Task to carry out>
Find the word "right" in the listing; pull out each line holding it.
— begin Raw data —
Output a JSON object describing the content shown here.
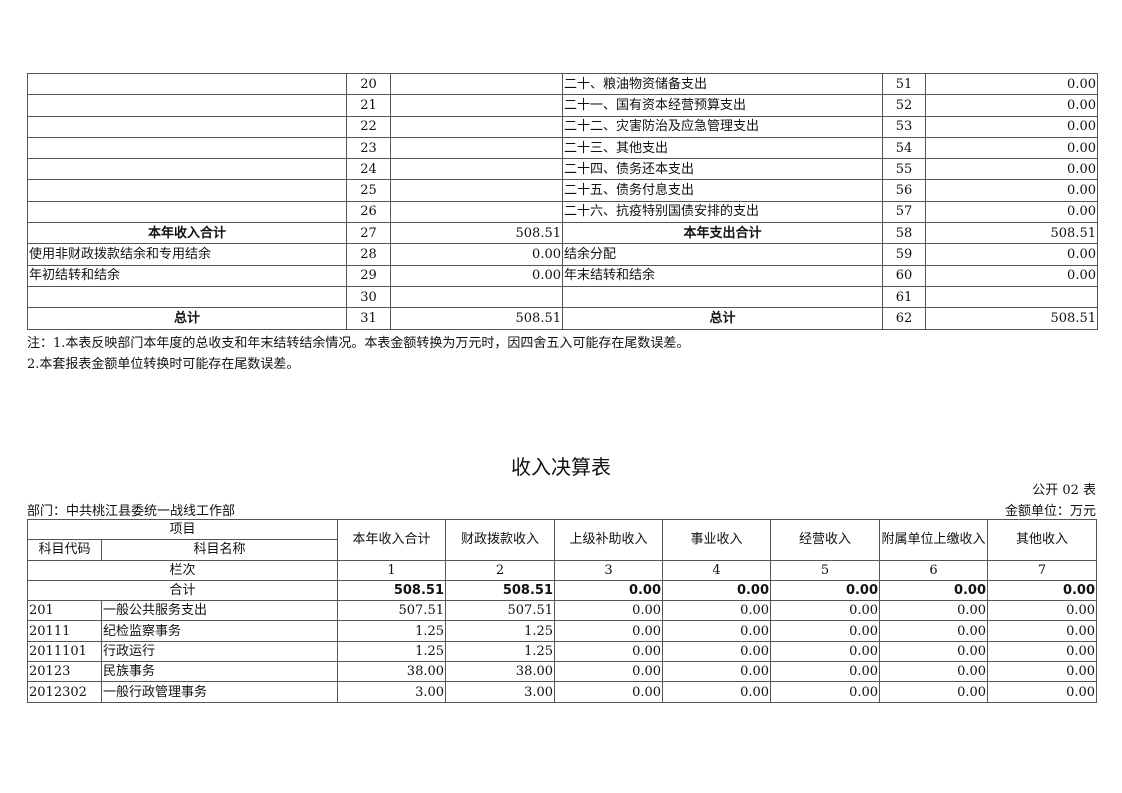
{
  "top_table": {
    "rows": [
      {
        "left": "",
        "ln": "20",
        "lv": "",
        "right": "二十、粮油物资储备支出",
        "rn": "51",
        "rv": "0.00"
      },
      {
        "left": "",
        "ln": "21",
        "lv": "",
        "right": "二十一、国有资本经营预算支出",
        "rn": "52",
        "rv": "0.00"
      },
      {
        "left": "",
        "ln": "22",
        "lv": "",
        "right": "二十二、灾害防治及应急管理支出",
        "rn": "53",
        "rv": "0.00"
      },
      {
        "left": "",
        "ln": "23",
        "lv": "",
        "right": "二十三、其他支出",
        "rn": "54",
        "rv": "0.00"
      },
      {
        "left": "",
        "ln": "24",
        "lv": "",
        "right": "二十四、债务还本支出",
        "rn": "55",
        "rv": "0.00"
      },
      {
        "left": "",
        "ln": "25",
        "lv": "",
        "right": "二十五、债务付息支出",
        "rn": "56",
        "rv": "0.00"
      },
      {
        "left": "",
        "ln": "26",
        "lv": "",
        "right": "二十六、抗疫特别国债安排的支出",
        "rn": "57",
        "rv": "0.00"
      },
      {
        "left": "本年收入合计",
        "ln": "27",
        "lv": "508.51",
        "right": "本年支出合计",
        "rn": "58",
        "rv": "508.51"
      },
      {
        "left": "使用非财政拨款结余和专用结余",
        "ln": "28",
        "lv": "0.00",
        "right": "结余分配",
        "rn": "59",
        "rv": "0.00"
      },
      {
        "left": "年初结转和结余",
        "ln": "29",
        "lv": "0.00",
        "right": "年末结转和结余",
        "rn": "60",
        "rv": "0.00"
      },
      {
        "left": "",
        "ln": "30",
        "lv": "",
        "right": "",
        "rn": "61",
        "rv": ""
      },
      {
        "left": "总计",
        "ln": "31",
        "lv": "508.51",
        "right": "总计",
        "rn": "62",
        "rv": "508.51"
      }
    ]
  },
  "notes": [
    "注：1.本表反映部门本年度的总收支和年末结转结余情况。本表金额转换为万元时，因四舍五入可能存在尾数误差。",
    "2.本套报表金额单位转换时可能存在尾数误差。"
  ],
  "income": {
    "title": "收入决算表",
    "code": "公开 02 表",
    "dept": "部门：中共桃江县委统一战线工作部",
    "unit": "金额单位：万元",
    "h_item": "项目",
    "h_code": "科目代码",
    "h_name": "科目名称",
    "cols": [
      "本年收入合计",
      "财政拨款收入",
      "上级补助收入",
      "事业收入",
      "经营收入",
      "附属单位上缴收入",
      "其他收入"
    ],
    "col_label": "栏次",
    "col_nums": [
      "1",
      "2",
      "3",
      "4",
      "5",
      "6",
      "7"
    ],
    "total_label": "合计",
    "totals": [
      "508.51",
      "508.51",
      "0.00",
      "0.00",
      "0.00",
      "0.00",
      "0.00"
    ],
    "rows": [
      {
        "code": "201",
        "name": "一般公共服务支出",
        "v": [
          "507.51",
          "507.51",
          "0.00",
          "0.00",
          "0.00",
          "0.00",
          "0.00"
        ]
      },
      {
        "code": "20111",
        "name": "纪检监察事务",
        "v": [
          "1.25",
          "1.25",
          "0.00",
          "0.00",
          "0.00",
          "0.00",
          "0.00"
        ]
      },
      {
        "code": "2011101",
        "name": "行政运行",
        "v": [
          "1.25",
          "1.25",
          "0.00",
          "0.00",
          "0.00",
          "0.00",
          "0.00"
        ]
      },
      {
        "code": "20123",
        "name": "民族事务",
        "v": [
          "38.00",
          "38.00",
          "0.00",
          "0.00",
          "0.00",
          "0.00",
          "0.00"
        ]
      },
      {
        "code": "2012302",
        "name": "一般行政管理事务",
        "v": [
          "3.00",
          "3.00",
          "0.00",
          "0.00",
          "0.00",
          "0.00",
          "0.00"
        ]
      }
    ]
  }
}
— end Raw data —
— begin Raw data —
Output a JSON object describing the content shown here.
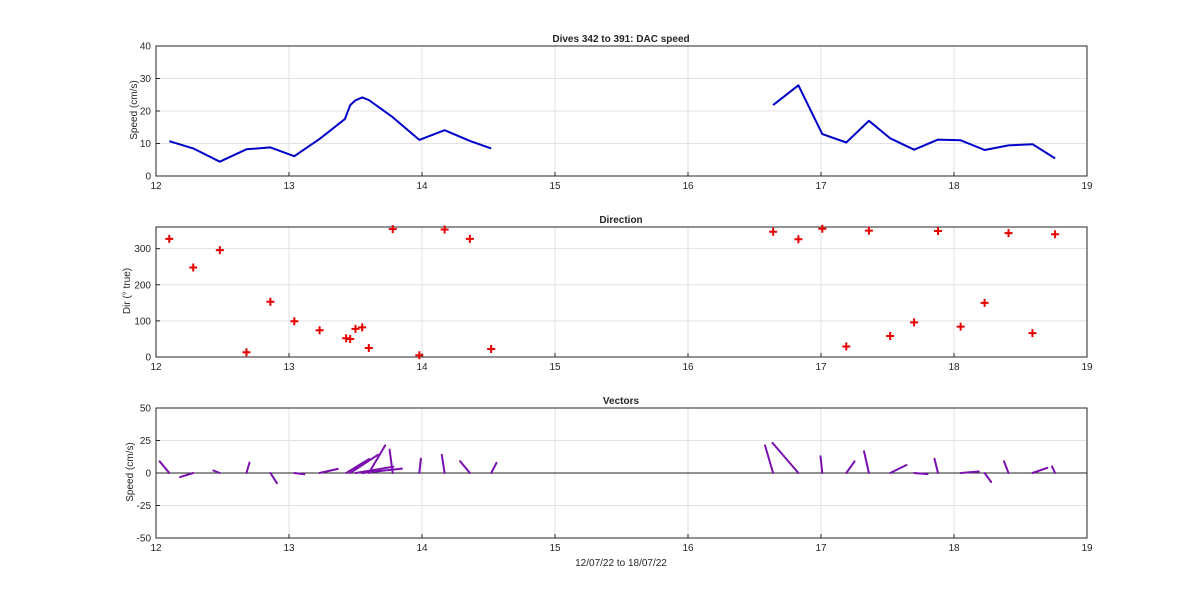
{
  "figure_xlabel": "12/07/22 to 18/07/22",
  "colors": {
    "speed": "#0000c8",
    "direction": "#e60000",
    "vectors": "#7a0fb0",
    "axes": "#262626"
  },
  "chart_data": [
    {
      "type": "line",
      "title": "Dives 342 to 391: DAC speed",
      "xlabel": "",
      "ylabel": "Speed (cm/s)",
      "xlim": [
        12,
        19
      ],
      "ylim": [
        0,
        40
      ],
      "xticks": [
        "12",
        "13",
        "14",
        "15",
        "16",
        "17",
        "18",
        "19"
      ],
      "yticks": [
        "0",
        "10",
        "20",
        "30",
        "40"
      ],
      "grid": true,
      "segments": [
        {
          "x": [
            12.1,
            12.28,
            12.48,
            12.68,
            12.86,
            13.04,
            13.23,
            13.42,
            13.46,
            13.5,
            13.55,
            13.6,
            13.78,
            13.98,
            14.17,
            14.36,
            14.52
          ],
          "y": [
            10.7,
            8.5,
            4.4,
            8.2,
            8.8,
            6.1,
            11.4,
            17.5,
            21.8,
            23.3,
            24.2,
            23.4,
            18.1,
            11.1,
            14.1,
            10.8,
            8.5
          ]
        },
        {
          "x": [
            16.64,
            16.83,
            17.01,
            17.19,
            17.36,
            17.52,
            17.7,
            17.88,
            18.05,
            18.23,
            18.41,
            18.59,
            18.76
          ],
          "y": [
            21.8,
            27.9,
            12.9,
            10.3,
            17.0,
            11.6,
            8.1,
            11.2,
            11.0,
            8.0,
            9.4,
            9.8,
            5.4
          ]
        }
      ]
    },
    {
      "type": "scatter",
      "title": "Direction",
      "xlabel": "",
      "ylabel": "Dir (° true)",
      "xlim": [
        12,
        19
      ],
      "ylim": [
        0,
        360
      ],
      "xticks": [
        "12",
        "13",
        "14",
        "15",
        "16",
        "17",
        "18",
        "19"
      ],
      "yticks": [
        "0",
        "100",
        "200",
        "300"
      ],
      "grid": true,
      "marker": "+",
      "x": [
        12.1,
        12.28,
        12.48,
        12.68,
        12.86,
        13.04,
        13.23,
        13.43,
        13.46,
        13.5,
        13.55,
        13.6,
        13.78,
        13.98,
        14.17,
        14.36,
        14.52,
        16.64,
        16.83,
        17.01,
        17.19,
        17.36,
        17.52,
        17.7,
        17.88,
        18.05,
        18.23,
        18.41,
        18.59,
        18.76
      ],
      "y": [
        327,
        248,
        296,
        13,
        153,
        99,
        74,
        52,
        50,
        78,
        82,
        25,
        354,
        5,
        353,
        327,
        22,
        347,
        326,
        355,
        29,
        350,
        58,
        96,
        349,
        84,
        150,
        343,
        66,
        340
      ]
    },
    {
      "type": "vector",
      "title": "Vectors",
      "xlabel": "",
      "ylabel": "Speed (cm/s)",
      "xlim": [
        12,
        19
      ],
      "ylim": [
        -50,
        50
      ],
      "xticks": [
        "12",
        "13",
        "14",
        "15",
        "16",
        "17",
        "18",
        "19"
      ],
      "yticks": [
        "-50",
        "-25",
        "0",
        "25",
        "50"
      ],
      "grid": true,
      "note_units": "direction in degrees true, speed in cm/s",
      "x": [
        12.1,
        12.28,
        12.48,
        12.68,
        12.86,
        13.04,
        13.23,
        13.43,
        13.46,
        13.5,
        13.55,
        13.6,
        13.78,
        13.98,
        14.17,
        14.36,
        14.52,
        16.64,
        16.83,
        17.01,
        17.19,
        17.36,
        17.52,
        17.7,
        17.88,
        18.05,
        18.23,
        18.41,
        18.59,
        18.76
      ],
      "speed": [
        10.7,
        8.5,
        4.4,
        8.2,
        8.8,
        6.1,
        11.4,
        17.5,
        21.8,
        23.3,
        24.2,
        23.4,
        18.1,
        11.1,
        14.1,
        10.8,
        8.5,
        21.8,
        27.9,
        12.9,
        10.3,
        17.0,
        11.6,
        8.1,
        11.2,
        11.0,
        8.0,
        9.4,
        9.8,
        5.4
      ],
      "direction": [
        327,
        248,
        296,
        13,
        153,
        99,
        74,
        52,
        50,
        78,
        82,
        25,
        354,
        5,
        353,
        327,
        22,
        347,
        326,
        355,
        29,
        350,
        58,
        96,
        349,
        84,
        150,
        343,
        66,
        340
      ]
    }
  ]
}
— end Raw data —
Solution for this problem>
        "right": "二十、粮油物资储备支出",
        "right": "二十一、国有资本经营预算支出",
        "right": "二十二、灾害防治及应急管理支出",
        "right": "二十三、其他支出",
        "right": "二十四、债务还本支出",
        "right": "二十五、债务付息支出",
        "right": "二十六、抗疫特别国债安排的支出",
        "right": "本年支出合计",
        "right": "结余分配",
        "right": "年末结转和结余",
        "right": "",
        "right": "总计",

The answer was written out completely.